■ EXERCISE OBJECTIVE: Exclude the pictures, then repeat the remaining data exactly.

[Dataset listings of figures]
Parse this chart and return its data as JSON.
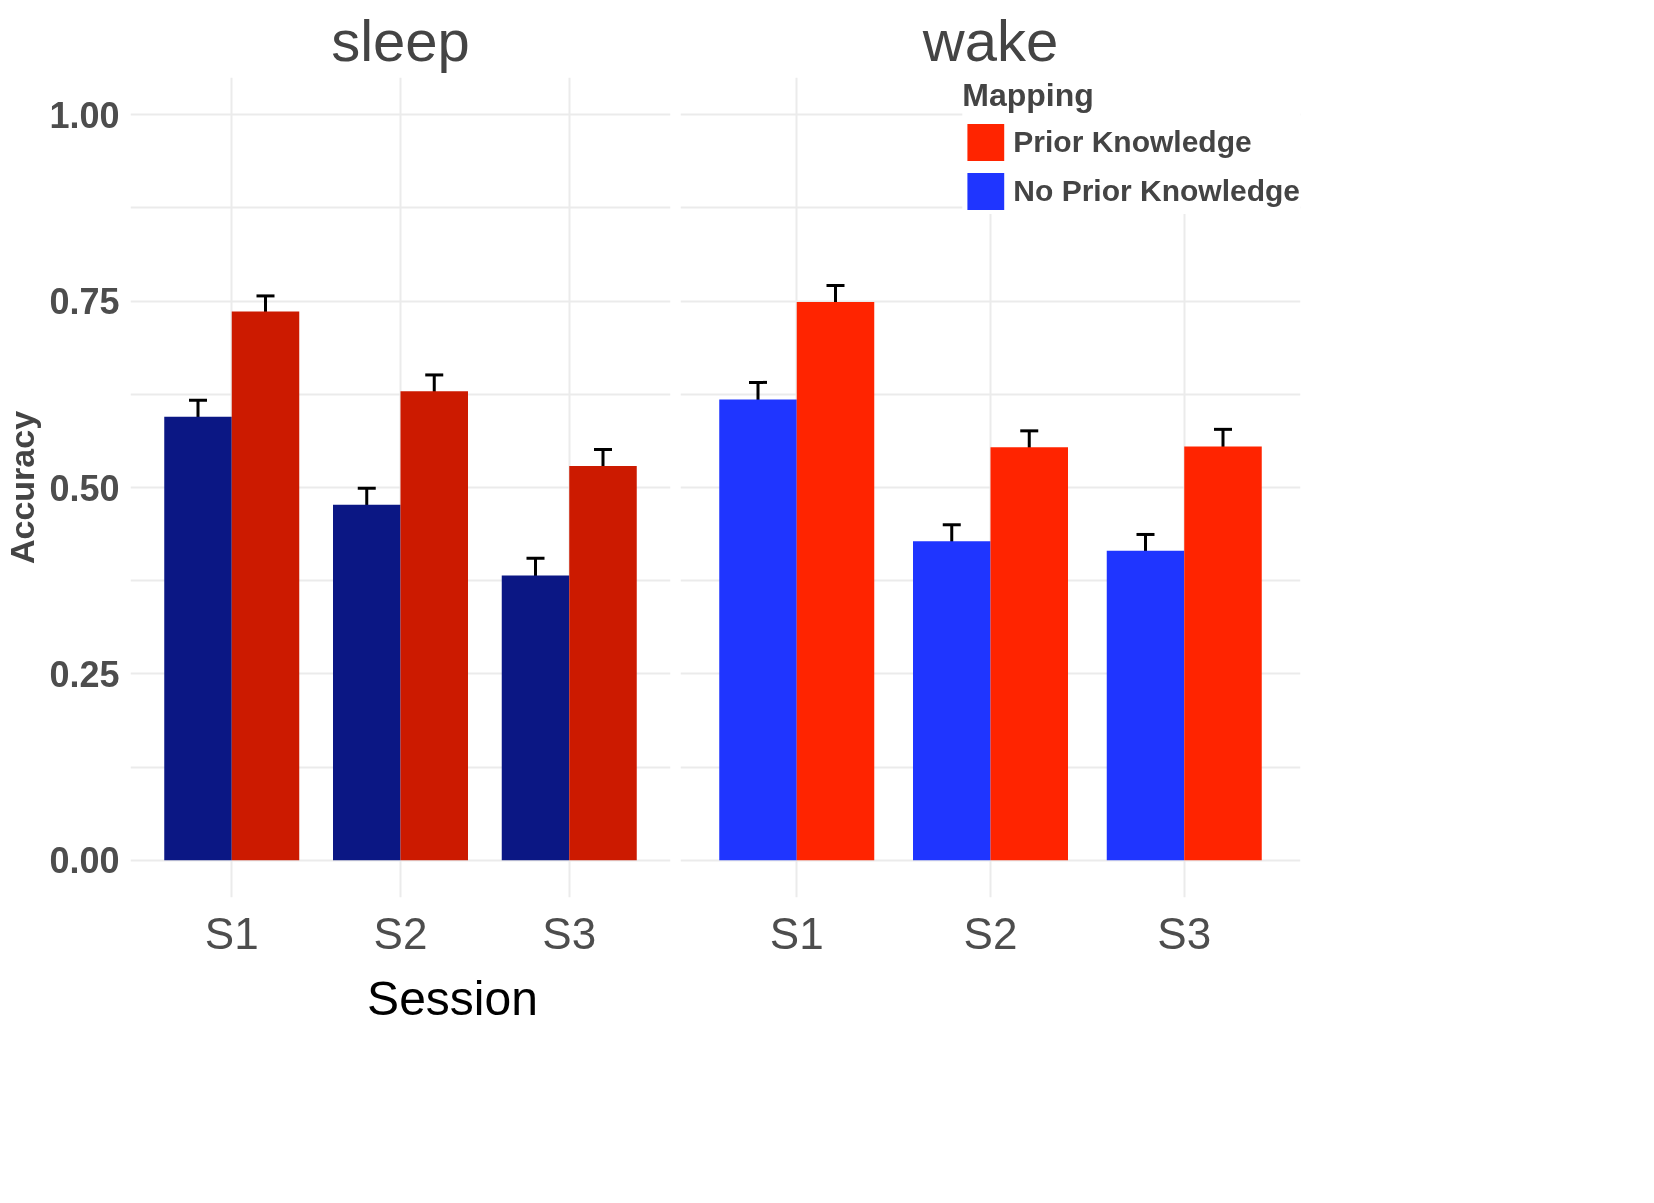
{
  "chart_data": [
    {
      "type": "bar",
      "title": "sleep",
      "ylabel": "Accuracy",
      "categories": [
        "S1",
        "S2",
        "S3"
      ],
      "ylim": [
        -0.05,
        1.05
      ],
      "yticks": [
        {
          "value": 0,
          "label": "0.00"
        },
        {
          "value": 0.125,
          "label": null
        },
        0.25,
        {
          "value": 0.375,
          "label": null
        },
        {
          "value": 0.5,
          "label": "0.50"
        },
        {
          "value": 0.625,
          "label": null
        },
        0.75,
        {
          "value": 0.875,
          "label": null
        },
        {
          "value": 1,
          "label": "1.00"
        }
      ],
      "grid": true,
      "legend": false,
      "series": [
        {
          "color": "#0b1784",
          "values": [
            0.595,
            0.477,
            0.382
          ],
          "errors": [
            0.022,
            0.022,
            0.023
          ]
        },
        {
          "color": "#cc1a00",
          "values": [
            0.736,
            0.629,
            0.529
          ],
          "errors": [
            0.021,
            0.022,
            0.022
          ]
        }
      ]
    },
    {
      "type": "bar",
      "title": "wake",
      "xlabel": "Session",
      "legend_title": "Mapping",
      "categories": [
        "S1",
        "S2",
        "S3"
      ],
      "ylim": [
        -0.05,
        1.05
      ],
      "yticks": [
        0,
        {
          "value": 0.125,
          "label": null
        },
        0.25,
        {
          "value": 0.375,
          "label": null
        },
        0.5,
        {
          "value": 0.625,
          "label": null
        },
        0.75,
        {
          "value": 0.875,
          "label": null
        },
        1
      ],
      "grid": true,
      "legend": "top right",
      "tick_labels": "x",
      "series": [
        {
          "name": "No Prior Knowledge",
          "color": "#1f35ff",
          "values": [
            0.618,
            0.428,
            0.415
          ],
          "errors": [
            0.023,
            0.022,
            0.022
          ]
        },
        {
          "name": "Prior Knowledge",
          "color": "#ff2400",
          "values": [
            0.749,
            0.554,
            0.555
          ],
          "errors": [
            0.022,
            0.022,
            0.023
          ]
        }
      ]
    }
  ]
}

■ RESPONSE TO THIS EXERCISE:
Parse this chart and return its data as JSON.
{
  "chart_data": [
    {
      "type": "bar",
      "title": "sleep",
      "ylabel": "Accuracy",
      "categories": [
        "S1",
        "S2",
        "S3"
      ],
      "ylim": [
        -0.05,
        1.05
      ],
      "yticks": [
        {
          "value": 0,
          "label": "0.00"
        },
        {
          "value": 0.125,
          "label": null
        },
        0.25,
        {
          "value": 0.375,
          "label": null
        },
        {
          "value": 0.5,
          "label": "0.50"
        },
        {
          "value": 0.625,
          "label": null
        },
        0.75,
        {
          "value": 0.875,
          "label": null
        },
        {
          "value": 1,
          "label": "1.00"
        }
      ],
      "grid": true,
      "legend": false,
      "series": [
        {
          "color": "#0b1784",
          "values": [
            0.595,
            0.477,
            0.382
          ],
          "errors": [
            0.022,
            0.022,
            0.023
          ]
        },
        {
          "color": "#cc1a00",
          "values": [
            0.736,
            0.629,
            0.529
          ],
          "errors": [
            0.021,
            0.022,
            0.022
          ]
        }
      ]
    },
    {
      "type": "bar",
      "title": "wake",
      "xlabel": "Session",
      "legend_title": "Mapping",
      "categories": [
        "S1",
        "S2",
        "S3"
      ],
      "ylim": [
        -0.05,
        1.05
      ],
      "yticks": [
        0,
        {
          "value": 0.125,
          "label": null
        },
        0.25,
        {
          "value": 0.375,
          "label": null
        },
        0.5,
        {
          "value": 0.625,
          "label": null
        },
        0.75,
        {
          "value": 0.875,
          "label": null
        },
        1
      ],
      "grid": true,
      "legend": "top right",
      "tick_labels": "x",
      "series": [
        {
          "name": "No Prior Knowledge",
          "color": "#1f35ff",
          "values": [
            0.618,
            0.428,
            0.415
          ],
          "errors": [
            0.023,
            0.022,
            0.022
          ]
        },
        {
          "name": "Prior Knowledge",
          "color": "#ff2400",
          "values": [
            0.749,
            0.554,
            0.555
          ],
          "errors": [
            0.022,
            0.022,
            0.023
          ]
        }
      ]
    }
  ]
}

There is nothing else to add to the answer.